_What you are asked to do_
Note how many lines hold "good" and report that number by itself.

_Recorded information_
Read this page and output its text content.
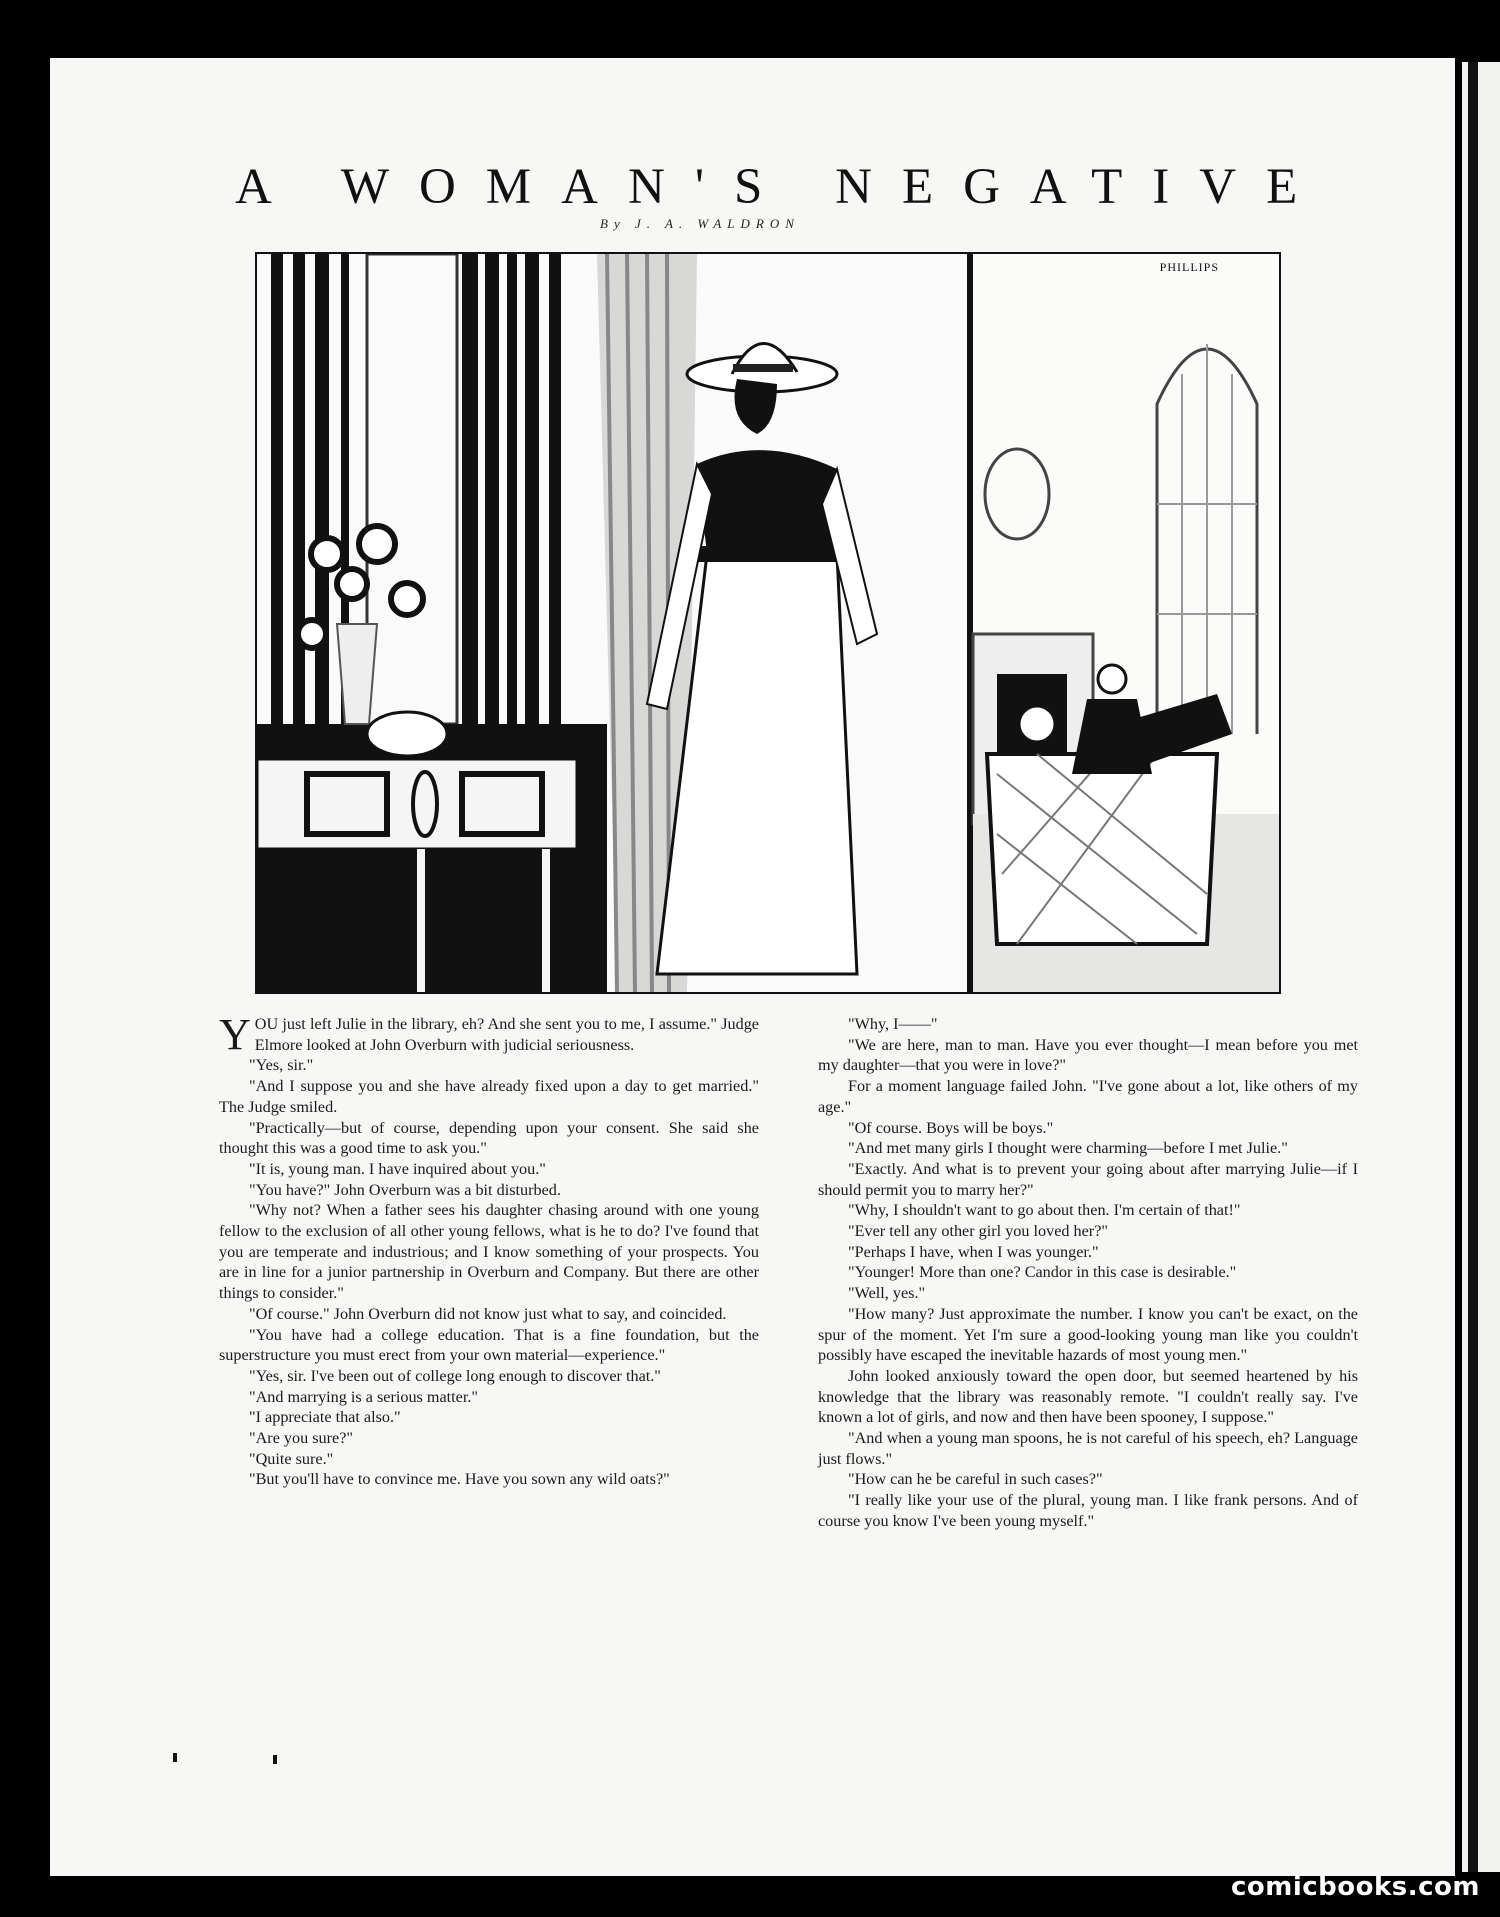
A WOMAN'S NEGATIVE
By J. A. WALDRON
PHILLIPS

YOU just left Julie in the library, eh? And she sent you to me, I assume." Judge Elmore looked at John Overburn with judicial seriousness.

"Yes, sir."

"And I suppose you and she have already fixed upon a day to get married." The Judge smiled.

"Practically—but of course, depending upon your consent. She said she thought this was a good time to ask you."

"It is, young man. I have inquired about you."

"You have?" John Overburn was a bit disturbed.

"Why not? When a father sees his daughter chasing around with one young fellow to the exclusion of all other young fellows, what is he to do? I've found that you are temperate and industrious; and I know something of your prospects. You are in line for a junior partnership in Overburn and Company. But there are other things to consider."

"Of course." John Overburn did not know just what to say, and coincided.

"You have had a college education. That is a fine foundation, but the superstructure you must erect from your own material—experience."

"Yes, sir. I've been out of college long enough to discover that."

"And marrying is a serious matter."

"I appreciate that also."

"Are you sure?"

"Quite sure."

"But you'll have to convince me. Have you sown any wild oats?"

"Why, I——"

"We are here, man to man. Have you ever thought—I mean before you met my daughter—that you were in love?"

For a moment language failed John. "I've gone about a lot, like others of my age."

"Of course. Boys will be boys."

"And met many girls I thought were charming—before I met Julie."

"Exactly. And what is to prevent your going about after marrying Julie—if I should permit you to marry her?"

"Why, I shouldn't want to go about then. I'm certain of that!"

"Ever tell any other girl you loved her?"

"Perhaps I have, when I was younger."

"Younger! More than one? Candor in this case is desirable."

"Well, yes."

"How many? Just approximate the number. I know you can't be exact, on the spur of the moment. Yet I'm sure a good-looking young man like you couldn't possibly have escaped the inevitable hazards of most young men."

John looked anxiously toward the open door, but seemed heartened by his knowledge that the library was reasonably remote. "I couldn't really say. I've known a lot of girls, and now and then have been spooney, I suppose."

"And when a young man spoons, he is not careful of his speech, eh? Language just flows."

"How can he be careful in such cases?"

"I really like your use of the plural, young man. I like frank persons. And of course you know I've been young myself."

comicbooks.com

_Result of this task_
2